» What the task requires
Across the data below, how many lines hold "isotropic"? Answer with that number and nothing else.

» Raw data
━━━━━━━━━━

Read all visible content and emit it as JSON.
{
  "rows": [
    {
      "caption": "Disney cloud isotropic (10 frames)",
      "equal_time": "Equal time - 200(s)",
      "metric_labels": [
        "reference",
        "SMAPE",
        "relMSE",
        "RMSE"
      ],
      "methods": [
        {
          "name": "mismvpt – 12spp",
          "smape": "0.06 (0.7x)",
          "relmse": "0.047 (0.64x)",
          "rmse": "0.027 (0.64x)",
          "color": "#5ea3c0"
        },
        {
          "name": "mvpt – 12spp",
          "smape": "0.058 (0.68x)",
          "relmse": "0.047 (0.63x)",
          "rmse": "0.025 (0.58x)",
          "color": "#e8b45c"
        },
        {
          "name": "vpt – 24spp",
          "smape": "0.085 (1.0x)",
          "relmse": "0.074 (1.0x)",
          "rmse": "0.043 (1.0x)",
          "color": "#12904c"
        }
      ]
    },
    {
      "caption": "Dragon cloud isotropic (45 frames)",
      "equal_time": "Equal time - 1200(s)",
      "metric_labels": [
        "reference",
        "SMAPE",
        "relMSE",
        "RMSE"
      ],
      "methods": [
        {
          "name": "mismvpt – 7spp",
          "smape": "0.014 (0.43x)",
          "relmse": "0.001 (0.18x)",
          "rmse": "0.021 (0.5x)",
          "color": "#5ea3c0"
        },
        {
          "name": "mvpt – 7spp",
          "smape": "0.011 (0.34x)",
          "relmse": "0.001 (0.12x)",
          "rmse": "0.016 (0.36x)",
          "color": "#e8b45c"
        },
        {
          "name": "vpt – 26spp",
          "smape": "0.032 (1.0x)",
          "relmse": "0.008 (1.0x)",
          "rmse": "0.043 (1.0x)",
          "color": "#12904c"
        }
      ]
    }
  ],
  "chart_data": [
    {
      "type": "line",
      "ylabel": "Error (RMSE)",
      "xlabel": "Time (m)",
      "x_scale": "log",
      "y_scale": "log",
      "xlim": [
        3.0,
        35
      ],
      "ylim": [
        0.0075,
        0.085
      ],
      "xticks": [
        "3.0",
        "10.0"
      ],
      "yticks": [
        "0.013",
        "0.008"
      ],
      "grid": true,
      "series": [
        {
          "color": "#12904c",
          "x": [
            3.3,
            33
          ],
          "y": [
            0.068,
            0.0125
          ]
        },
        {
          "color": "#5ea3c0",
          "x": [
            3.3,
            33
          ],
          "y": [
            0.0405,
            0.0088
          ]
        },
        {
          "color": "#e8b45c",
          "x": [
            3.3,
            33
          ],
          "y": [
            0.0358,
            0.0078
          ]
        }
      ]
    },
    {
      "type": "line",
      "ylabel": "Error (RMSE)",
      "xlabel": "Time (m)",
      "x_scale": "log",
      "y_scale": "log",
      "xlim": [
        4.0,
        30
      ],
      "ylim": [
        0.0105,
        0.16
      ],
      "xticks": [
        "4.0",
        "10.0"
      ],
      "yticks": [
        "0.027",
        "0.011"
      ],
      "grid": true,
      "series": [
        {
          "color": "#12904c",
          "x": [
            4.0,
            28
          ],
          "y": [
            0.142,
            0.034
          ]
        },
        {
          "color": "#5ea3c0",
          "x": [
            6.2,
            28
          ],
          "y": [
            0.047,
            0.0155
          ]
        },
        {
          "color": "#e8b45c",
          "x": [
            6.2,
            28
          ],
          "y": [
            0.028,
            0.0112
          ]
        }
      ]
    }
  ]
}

━━━━━━━━━━

» Task output
2